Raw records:
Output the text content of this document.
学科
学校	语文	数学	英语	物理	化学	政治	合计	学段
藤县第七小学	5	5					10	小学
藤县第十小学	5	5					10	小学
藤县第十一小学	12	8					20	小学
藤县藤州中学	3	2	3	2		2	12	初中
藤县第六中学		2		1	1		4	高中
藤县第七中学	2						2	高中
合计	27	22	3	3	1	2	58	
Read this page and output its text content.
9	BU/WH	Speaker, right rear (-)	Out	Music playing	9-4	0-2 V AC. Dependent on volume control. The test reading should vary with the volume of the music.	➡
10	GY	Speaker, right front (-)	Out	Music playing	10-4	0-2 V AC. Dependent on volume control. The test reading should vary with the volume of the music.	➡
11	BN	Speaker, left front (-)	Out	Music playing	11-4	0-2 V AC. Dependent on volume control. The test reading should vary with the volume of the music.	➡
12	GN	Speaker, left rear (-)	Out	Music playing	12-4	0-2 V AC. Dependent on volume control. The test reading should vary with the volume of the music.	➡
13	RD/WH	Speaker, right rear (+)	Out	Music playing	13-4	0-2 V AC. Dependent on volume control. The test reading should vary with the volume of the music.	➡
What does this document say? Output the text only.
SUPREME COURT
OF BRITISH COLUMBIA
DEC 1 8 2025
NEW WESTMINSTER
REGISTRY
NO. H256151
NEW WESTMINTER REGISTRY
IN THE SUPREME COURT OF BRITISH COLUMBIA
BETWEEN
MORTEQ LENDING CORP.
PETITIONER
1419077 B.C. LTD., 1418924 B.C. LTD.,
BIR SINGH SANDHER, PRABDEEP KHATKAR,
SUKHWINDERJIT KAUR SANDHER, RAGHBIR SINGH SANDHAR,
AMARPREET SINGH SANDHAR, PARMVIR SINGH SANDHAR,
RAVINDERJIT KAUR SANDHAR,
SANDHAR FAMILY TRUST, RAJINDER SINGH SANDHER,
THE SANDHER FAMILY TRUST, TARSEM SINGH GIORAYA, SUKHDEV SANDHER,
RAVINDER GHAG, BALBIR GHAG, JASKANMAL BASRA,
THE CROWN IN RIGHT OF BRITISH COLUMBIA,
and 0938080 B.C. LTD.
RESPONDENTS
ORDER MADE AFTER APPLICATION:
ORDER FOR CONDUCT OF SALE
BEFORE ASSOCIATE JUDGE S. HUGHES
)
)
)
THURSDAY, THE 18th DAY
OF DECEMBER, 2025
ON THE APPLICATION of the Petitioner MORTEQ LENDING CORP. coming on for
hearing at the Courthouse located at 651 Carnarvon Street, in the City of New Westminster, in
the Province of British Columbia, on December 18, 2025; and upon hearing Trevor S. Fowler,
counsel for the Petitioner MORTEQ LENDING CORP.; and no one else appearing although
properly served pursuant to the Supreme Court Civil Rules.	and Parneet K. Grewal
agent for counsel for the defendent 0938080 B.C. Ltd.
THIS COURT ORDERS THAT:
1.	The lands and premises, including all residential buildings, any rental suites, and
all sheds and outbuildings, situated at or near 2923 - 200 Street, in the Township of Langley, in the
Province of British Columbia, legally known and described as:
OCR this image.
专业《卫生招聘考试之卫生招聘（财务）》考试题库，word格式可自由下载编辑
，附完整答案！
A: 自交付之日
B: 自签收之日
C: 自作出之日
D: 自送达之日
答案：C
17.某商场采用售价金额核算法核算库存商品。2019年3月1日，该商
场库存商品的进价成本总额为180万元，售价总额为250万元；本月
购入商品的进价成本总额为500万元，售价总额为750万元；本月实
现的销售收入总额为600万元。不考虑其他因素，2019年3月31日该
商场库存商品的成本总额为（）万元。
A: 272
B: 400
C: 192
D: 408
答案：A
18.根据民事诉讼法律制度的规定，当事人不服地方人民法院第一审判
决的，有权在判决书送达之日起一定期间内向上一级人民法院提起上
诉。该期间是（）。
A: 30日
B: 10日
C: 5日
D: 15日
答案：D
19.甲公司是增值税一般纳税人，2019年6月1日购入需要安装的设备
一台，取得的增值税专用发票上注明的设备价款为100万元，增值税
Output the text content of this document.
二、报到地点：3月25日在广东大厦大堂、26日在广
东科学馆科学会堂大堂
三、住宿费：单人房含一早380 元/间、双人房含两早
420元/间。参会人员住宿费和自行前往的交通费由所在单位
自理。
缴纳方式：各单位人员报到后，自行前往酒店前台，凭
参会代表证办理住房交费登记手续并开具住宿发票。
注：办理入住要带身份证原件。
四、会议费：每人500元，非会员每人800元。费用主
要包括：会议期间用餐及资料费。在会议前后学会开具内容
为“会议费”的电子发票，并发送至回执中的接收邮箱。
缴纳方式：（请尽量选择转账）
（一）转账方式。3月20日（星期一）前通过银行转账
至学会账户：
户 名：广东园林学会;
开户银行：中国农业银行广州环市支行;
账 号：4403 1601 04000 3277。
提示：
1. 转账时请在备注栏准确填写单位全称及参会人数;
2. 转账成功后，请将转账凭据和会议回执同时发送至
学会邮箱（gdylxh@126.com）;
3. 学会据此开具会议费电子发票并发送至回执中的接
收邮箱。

Directive: Write out every entry word for word.

Exercise result:
Output the text content of this document.
学科
学校	语文	数学	英语	物理	化学	政治	合计	学段
藤县第七小学	5	5					10	小学
藤县第十小学	5	5					10	小学
藤县第十一小学	12	8					20	小学
藤县藤州中学	3	2	3	2		2	12	初中
藤县第六中学		2		1	1		4	高中
藤县第七中学	2						2	高中
合计	27	22	3	3	1	2	58	
Read this page and output its text content.
9	BU/WH	Speaker, right rear (-)	Out	Music playing	9-4	0-2 V AC. Dependent on volume control. The test reading should vary with the volume of the music.	➡
10	GY	Speaker, right front (-)	Out	Music playing	10-4	0-2 V AC. Dependent on volume control. The test reading should vary with the volume of the music.	➡
11	BN	Speaker, left front (-)	Out	Music playing	11-4	0-2 V AC. Dependent on volume control. The test reading should vary with the volume of the music.	➡
12	GN	Speaker, left rear (-)	Out	Music playing	12-4	0-2 V AC. Dependent on volume control. The test reading should vary with the volume of the music.	➡
13	RD/WH	Speaker, right rear (+)	Out	Music playing	13-4	0-2 V AC. Dependent on volume control. The test reading should vary with the volume of the music.	➡
What does this document say? Output the text only.
SUPREME COURT
OF BRITISH COLUMBIA
DEC 1 8 2025
NEW WESTMINSTER
REGISTRY
NO. H256151
NEW WESTMINTER REGISTRY
IN THE SUPREME COURT OF BRITISH COLUMBIA
BETWEEN
MORTEQ LENDING CORP.
PETITIONER
1419077 B.C. LTD., 1418924 B.C. LTD.,
BIR SINGH SANDHER, PRABDEEP KHATKAR,
SUKHWINDERJIT KAUR SANDHER, RAGHBIR SINGH SANDHAR,
AMARPREET SINGH SANDHAR, PARMVIR SINGH SANDHAR,
RAVINDERJIT KAUR SANDHAR,
SANDHAR FAMILY TRUST, RAJINDER SINGH SANDHER,
THE SANDHER FAMILY TRUST, TARSEM SINGH GIORAYA, SUKHDEV SANDHER,
RAVINDER GHAG, BALBIR GHAG, JASKANMAL BASRA,
THE CROWN IN RIGHT OF BRITISH COLUMBIA,
and 0938080 B.C. LTD.
RESPONDENTS
ORDER MADE AFTER APPLICATION:
ORDER FOR CONDUCT OF SALE
BEFORE ASSOCIATE JUDGE S. HUGHES
)
)
)
THURSDAY, THE 18th DAY
OF DECEMBER, 2025
ON THE APPLICATION of the Petitioner MORTEQ LENDING CORP. coming on for
hearing at the Courthouse located at 651 Carnarvon Street, in the City of New Westminster, in
the Province of British Columbia, on December 18, 2025; and upon hearing Trevor S. Fowler,
counsel for the Petitioner MORTEQ LENDING CORP.; and no one else appearing although
properly served pursuant to the Supreme Court Civil Rules.	and Parneet K. Grewal
agent for counsel for the defendent 0938080 B.C. Ltd.
THIS COURT ORDERS THAT:
1.	The lands and premises, including all residential buildings, any rental suites, and
all sheds and outbuildings, situated at or near 2923 - 200 Street, in the Township of Langley, in the
Province of British Columbia, legally known and described as:
OCR this image.
专业《卫生招聘考试之卫生招聘（财务）》考试题库，word格式可自由下载编辑
，附完整答案！
A: 自交付之日
B: 自签收之日
C: 自作出之日
D: 自送达之日
答案：C
17.某商场采用售价金额核算法核算库存商品。2019年3月1日，该商
场库存商品的进价成本总额为180万元，售价总额为250万元；本月
购入商品的进价成本总额为500万元，售价总额为750万元；本月实
现的销售收入总额为600万元。不考虑其他因素，2019年3月31日该
商场库存商品的成本总额为（）万元。
A: 272
B: 400
C: 192
D: 408
答案：A
18.根据民事诉讼法律制度的规定，当事人不服地方人民法院第一审判
决的，有权在判决书送达之日起一定期间内向上一级人民法院提起上
诉。该期间是（）。
A: 30日
B: 10日
C: 5日
D: 15日
答案：D
19.甲公司是增值税一般纳税人，2019年6月1日购入需要安装的设备
一台，取得的增值税专用发票上注明的设备价款为100万元，增值税
Output the text content of this document.
二、报到地点：3月25日在广东大厦大堂、26日在广
东科学馆科学会堂大堂
三、住宿费：单人房含一早380 元/间、双人房含两早
420元/间。参会人员住宿费和自行前往的交通费由所在单位
自理。
缴纳方式：各单位人员报到后，自行前往酒店前台，凭
参会代表证办理住房交费登记手续并开具住宿发票。
注：办理入住要带身份证原件。
四、会议费：每人500元，非会员每人800元。费用主
要包括：会议期间用餐及资料费。在会议前后学会开具内容
为“会议费”的电子发票，并发送至回执中的接收邮箱。
缴纳方式：（请尽量选择转账）
（一）转账方式。3月20日（星期一）前通过银行转账
至学会账户：
户 名：广东园林学会;
开户银行：中国农业银行广州环市支行;
账 号：4403 1601 04000 3277。
提示：
1. 转账时请在备注栏准确填写单位全称及参会人数;
2. 转账成功后，请将转账凭据和会议回执同时发送至
学会邮箱（gdylxh@126.com）;
3. 学会据此开具会议费电子发票并发送至回执中的接
收邮箱。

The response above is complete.